Sayfa Alıntısı:
===============

Emsal Mahkeme Kararı Antalya 3. Asliye Ticaret Mahkemesi 2017/745 E. 2019/161 K. 26.02.2019 T.

Görüntülediğiniz mahkeme kararı henüz kesinleşmemiştir. Yararlı olması amacıyla eklenmiştir.

T.C.
ANTALYA
3. ASLİYE TİCARET MAHKEMESİ

ESAS NO : 2017/745 Esas
KARAR NO : 2019/161
DAVA : Tazminat (Ölüm Ve Cismani Zarar Sebebiyle Açılan )
DAVA TARİHİ : 30/11/2017
KARAR TARİHİ : 26/02/2019

Mahkememizde görülmekte olan Tazminat (Ölüm Ve Cismani Zarar Sebebiyle açılan Tazminat) davasının yapılan açık yargılamasının sonunda,
GEREĞİ DÜŞÜNÜLDÜ:
Davacı vekili dava dilekçesinde özetle: müvekkilinin maliki bulunduğu … plakalı araç ile davalı şirketin işleteni bulunduğu ve diğer davalı sigorta şirketi nezdinde sigortalı bulunan … plakalı aracın … tarihinde çarpışması sonucu meydana gelen kazada müvekkilinin ağır yaralandığını, kaza tespit tutanağına göre … plakalı araç sürücüsünün %100 kusurlu olduğunu, kaza nedeniyle davalı sigorta şirketinin sorumluluğuna göre … tarihli başvuru dilekçesi ile müvekkilin aracında meydana gelen hasarın ödenmesi hususunda ihbarda bulunulduğunu ancak bugüne kadar bir ödeme yapılmadığını, müvekkilinin maliki bulunduğu araçta meydana gelen zarar sebebiyle şimdilik 1.000,00.-TL ‘ davalılardan müştereken ve müteselsilen kaza tarihinden işleyecek Merkez Bankasının kısa vadeli kredilere uyguladığı en yüksek avans faizi ile birlikte ve 30.000,00.-TL manevi tazminatın kaza tarihinden işleyecek yasal faizi ile … A.Ş’den tahsiline karar verilmesini talep ve dava etmiştir.

===============

İstenenler:
- 1) Aşağıdaki ifadelerin mahkeme kararı metniyle uyuşup uyuşmadığını evet ya da hayır diye belirtin ve her yanıtı metindeki belirleyici sözcükleri aynen alıntılayarak destekleyin: (a) Davacı manevi tazminat olarak 30.000,00 TL talep etmiştir. (b) Görüntülenen karar kesinleşmiştir. (c) Dava 30/11/2017 tarihinde açılmıştır.
- 2) Mahkeme kararı metninin başlık bölümünde iki noktadan önce yer alan alan adlarının tamamını sıralayın.
- 3) Mahkeme kararı metninde "Görüntülediğiniz mahkeme kararı" sözcüklerinden "Sebebiyle Açılan )" sözcüklerine kadar olan kısmı aynen aktarın.

Veri Seti İçeriği:
===============

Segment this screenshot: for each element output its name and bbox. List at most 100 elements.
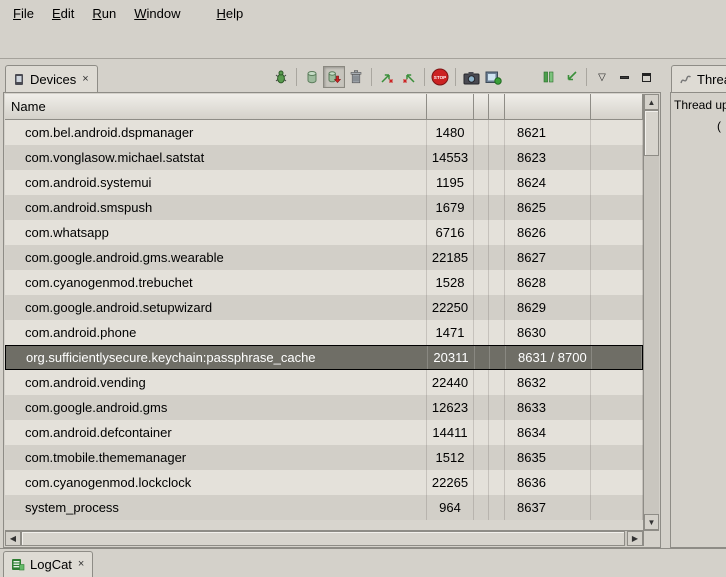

===============

Sırayla Çözümler:
- 1)
(a) Evet: "30.000,00.-TL manevi tazminatın kaza tarihinden işleyecek yasal faizi ile"
(b) Hayır: "Görüntülediğiniz mahkeme kararı henüz kesinleşmemiştir."
(c) Evet: "DAVA TARİHİ : 30/11/2017"

- 2) ESAS NO, KARAR NO, DAVA, DAVA TARİHİ, KARAR TARİHİ

- 3)
Görüntülediğiniz mahkeme kararı henüz kesinleşmemiştir. Yararlı olması amacıyla eklenmiştir.

T.C.
ANTALYA
3. ASLİYE TİCARET MAHKEMESİ

ESAS NO : 2017/745 Esas
KARAR NO : 2019/161
DAVA : Tazminat (Ölüm Ve Cismani Zarar Sebebiyle Açılan )